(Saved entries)
= = = = = = =
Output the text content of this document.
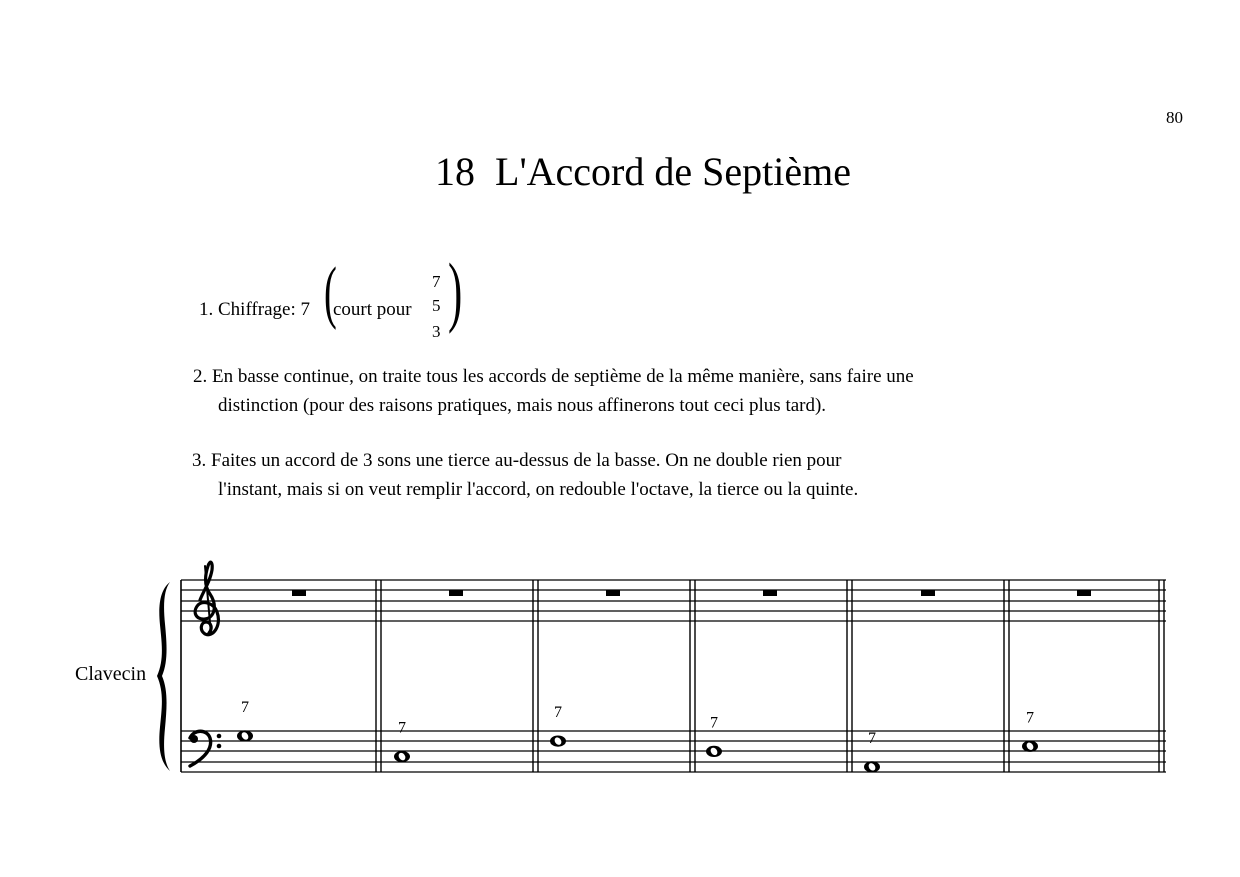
80
18  L'Accord de Septième
1. Chiffrage: 7 (
court pour
7
5
3 )
2. En basse continue, on traite tous les accords de septième de la même manière, sans faire une
distinction (pour des raisons pratiques, mais nous affinerons tout ceci plus tard).
3. Faites un accord de 3 sons une tierce au-dessus de la basse. On ne double rien pour
l'instant, mais si on veut remplir l'accord, on redouble l'octave, la tierce ou la quinte.
Clavecin
7
7
7
7
7
7
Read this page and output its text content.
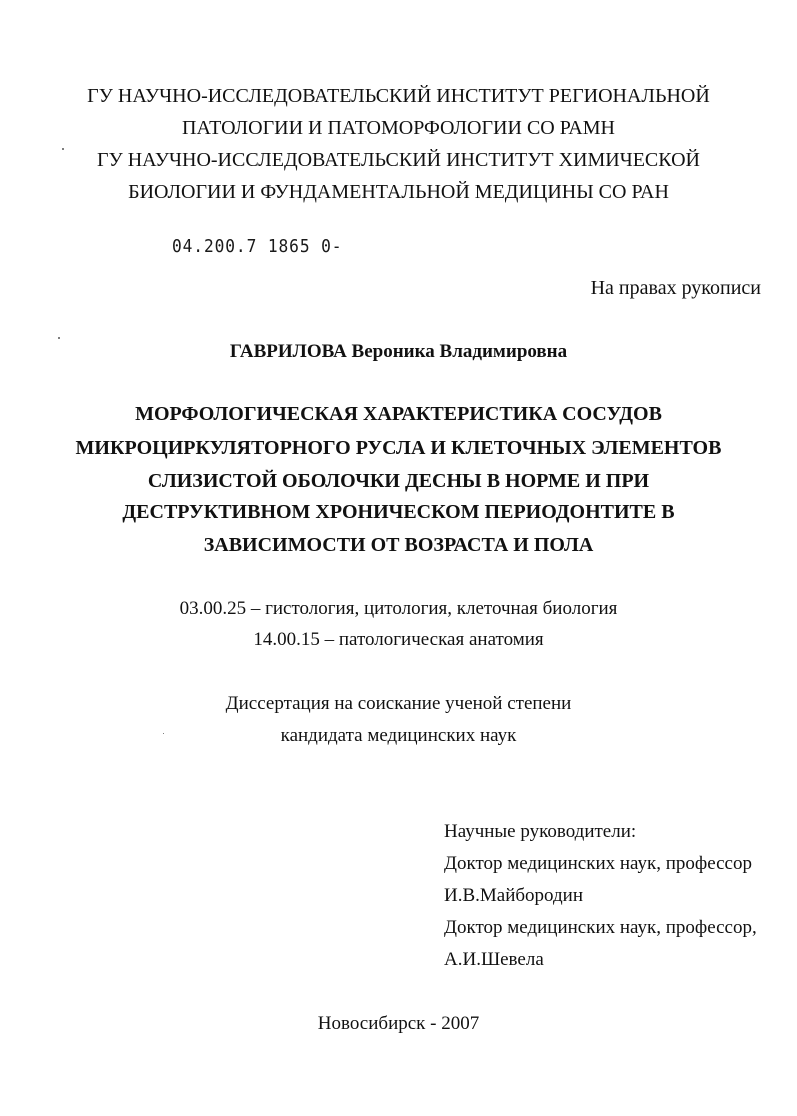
ГУ НАУЧНО-ИССЛЕДОВАТЕЛЬСКИЙ ИНСТИТУТ РЕГИОНАЛЬНОЙ
ПАТОЛОГИИ И ПАТОМОРФОЛОГИИ СО РАМН
ГУ НАУЧНО-ИССЛЕДОВАТЕЛЬСКИЙ ИНСТИТУТ ХИМИЧЕСКОЙ
БИОЛОГИИ И ФУНДАМЕНТАЛЬНОЙ МЕДИЦИНЫ СО РАН
04.200.7 1865 0-
На правах рукописи
ГАВРИЛОВА Вероника Владимировна
МОРФОЛОГИЧЕСКАЯ ХАРАКТЕРИСТИКА СОСУДОВ
МИКРОЦИРКУЛЯТОРНОГО РУСЛА И КЛЕТОЧНЫХ ЭЛЕМЕНТОВ
СЛИЗИСТОЙ ОБОЛОЧКИ ДЕСНЫ В НОРМЕ И ПРИ
ДЕСТРУКТИВНОМ ХРОНИЧЕСКОМ ПЕРИОДОНТИТЕ В
ЗАВИСИМОСТИ ОТ ВОЗРАСТА И ПОЛА
03.00.25 – гистология, цитология, клеточная биология
14.00.15 – патологическая анатомия
Диссертация на соискание ученой степени
кандидата медицинских наук
Научные руководители:
Доктор медицинских наук, профессор
И.В.Майбородин
Доктор медицинских наук, профессор,
А.И.Шевела
Новосибирск - 2007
= = = = = = =
PROBLEM STATEMENT: From the data, pick out every line that includes "НАУЧНО".

CORRECT RESPONSE:
ГУ НАУЧНО-ИССЛЕДОВАТЕЛЬСКИЙ ИНСТИТУТ РЕГИОНАЛЬНОЙ
ГУ НАУЧНО-ИССЛЕДОВАТЕЛЬСКИЙ ИНСТИТУТ ХИМИЧЕСКОЙ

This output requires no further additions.